(Lines from a layout dataset)

>> start

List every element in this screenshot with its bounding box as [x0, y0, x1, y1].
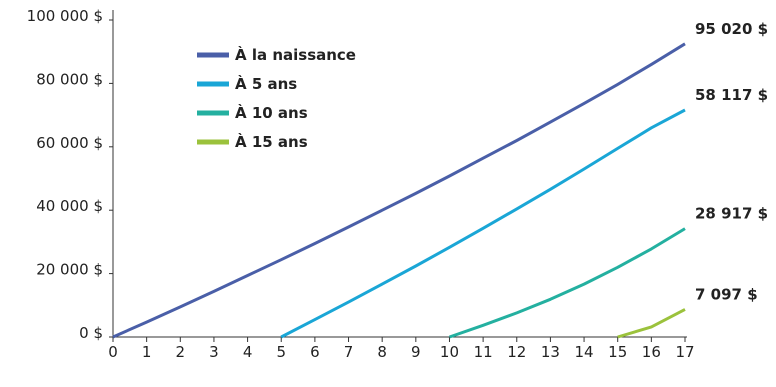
x-tick-label: 13	[541, 343, 560, 361]
x-tick-label: 14	[575, 343, 594, 361]
legend-label: À 15 ans	[235, 132, 308, 151]
y-tick-label: 80 000 $	[36, 70, 103, 88]
x-tick-label: 17	[675, 343, 694, 361]
x-tick-label: 15	[608, 343, 627, 361]
x-tick-label: 3	[209, 343, 219, 361]
series-end-label: 28 917 $	[695, 205, 768, 223]
x-tick-label: 11	[474, 343, 493, 361]
x-tick-label: 16	[642, 343, 661, 361]
y-axis-ticks: 0 $ 20 000 $ 40 000 $ 60 000 $ 80 000 $ 100 0…	[27, 7, 113, 342]
x-tick-label: 4	[243, 343, 253, 361]
x-tick-label: 10	[440, 343, 459, 361]
x-axis-ticks: 0 1 2 3 4 5 6 7 8 9 10 11 12 13 14 15 16 17	[108, 337, 695, 361]
axes	[112, 10, 687, 338]
series-end-label: 95 020 $	[695, 20, 768, 38]
legend-label: À 10 ans	[235, 103, 308, 122]
y-tick-label: 60 000 $	[36, 134, 103, 152]
x-tick-label: 2	[176, 343, 186, 361]
y-tick-label: 20 000 $	[36, 261, 103, 279]
x-tick-label: 12	[507, 343, 526, 361]
x-tick-label: 1	[142, 343, 152, 361]
x-tick-label: 6	[310, 343, 320, 361]
x-tick-label: 0	[108, 343, 118, 361]
y-tick-label: 0 $	[79, 324, 103, 342]
series-end-label: 58 117 $	[695, 86, 768, 104]
y-tick-label: 40 000 $	[36, 197, 103, 215]
legend: À la naissance À 5 ans À 10 ans À 15 ans	[197, 45, 356, 151]
series-end-label: 7 097 $	[695, 285, 758, 303]
legend-label: À 5 ans	[235, 74, 297, 93]
series-line	[112, 42, 686, 339]
x-tick-label: 8	[377, 343, 387, 361]
y-tick-label: 100 000 $	[27, 7, 103, 25]
series-line	[449, 227, 686, 339]
legend-label: À la naissance	[235, 45, 356, 64]
series-lines	[112, 42, 686, 339]
x-tick-label: 7	[344, 343, 354, 361]
x-tick-label: 5	[276, 343, 286, 361]
end-value-labels: 95 020 $ 58 117 $ 28 917 $ 7 097 $	[695, 20, 768, 304]
x-tick-label: 9	[411, 343, 421, 361]
series-line	[280, 108, 686, 339]
series-line	[617, 308, 686, 339]
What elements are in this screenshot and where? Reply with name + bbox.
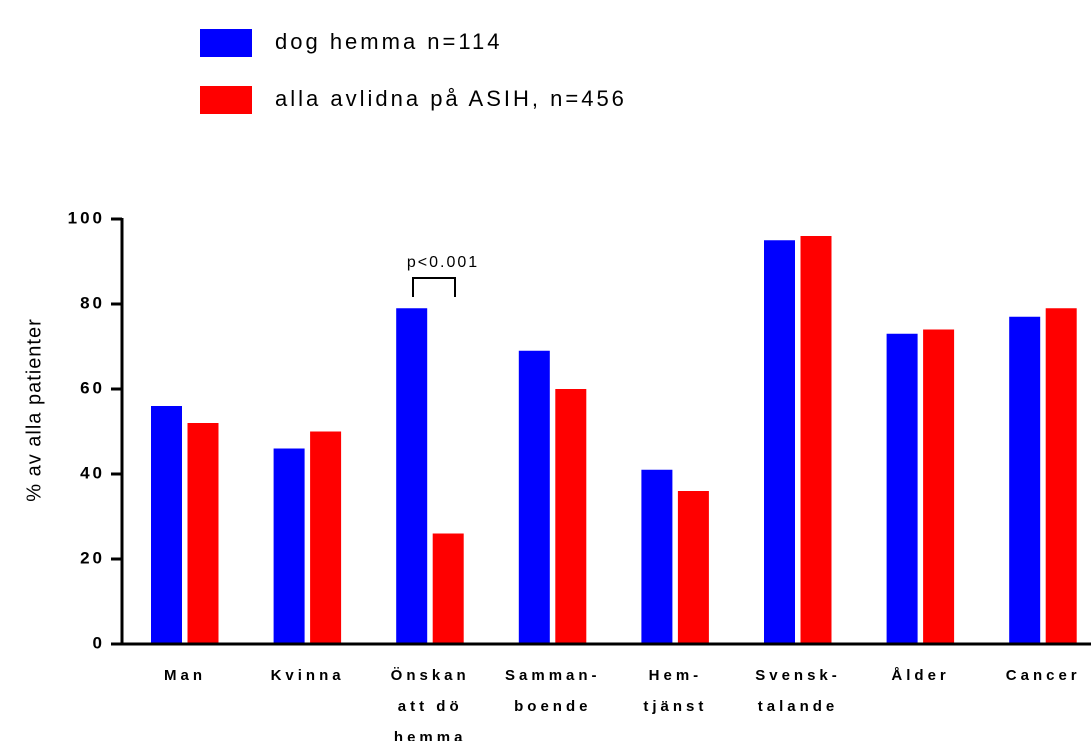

>> end

Please copy all of the lines above word for word, leaving out the pictures.

List every element in this screenshot with its bounding box as [x0, y0, x1, y1].
x-tick-label: 13	[541, 343, 560, 361]
x-tick-label: 14	[575, 343, 594, 361]
legend-label: À 15 ans	[235, 132, 308, 151]
y-tick-label: 80 000 $	[36, 70, 103, 88]
x-tick-label: 17	[675, 343, 694, 361]
x-tick-label: 15	[608, 343, 627, 361]
x-tick-label: 3	[209, 343, 219, 361]
series-end-label: 28 917 $	[695, 205, 768, 223]
x-tick-label: 11	[474, 343, 493, 361]
x-tick-label: 16	[642, 343, 661, 361]
y-axis-ticks: 0 $ 20 000 $ 40 000 $ 60 000 $ 80 000 $ 100 0…	[27, 7, 113, 342]
x-tick-label: 4	[243, 343, 253, 361]
x-tick-label: 10	[440, 343, 459, 361]
x-axis-ticks: 0 1 2 3 4 5 6 7 8 9 10 11 12 13 14 15 16 17	[108, 337, 695, 361]
axes	[112, 10, 687, 338]
series-end-label: 95 020 $	[695, 20, 768, 38]
legend-label: À 10 ans	[235, 103, 308, 122]
y-tick-label: 60 000 $	[36, 134, 103, 152]
x-tick-label: 2	[176, 343, 186, 361]
y-tick-label: 20 000 $	[36, 261, 103, 279]
x-tick-label: 12	[507, 343, 526, 361]
x-tick-label: 1	[142, 343, 152, 361]
x-tick-label: 6	[310, 343, 320, 361]
x-tick-label: 0	[108, 343, 118, 361]
y-tick-label: 0 $	[79, 324, 103, 342]
series-end-label: 58 117 $	[695, 86, 768, 104]
y-tick-label: 40 000 $	[36, 197, 103, 215]
legend: À la naissance À 5 ans À 10 ans À 15 ans	[197, 45, 356, 151]
series-end-label: 7 097 $	[695, 285, 758, 303]
legend-label: À 5 ans	[235, 74, 297, 93]
series-line	[112, 42, 686, 339]
x-tick-label: 8	[377, 343, 387, 361]
y-tick-label: 100 000 $	[27, 7, 103, 25]
series-line	[449, 227, 686, 339]
legend-label: À la naissance	[235, 45, 356, 64]
series-lines	[112, 42, 686, 339]
x-tick-label: 7	[344, 343, 354, 361]
x-tick-label: 5	[276, 343, 286, 361]
end-value-labels: 95 020 $ 58 117 $ 28 917 $ 7 097 $	[695, 20, 768, 304]
x-tick-label: 9	[411, 343, 421, 361]
series-line	[280, 108, 686, 339]
series-line	[617, 308, 686, 339]
What elements are in this screenshot and where? Reply with name + bbox.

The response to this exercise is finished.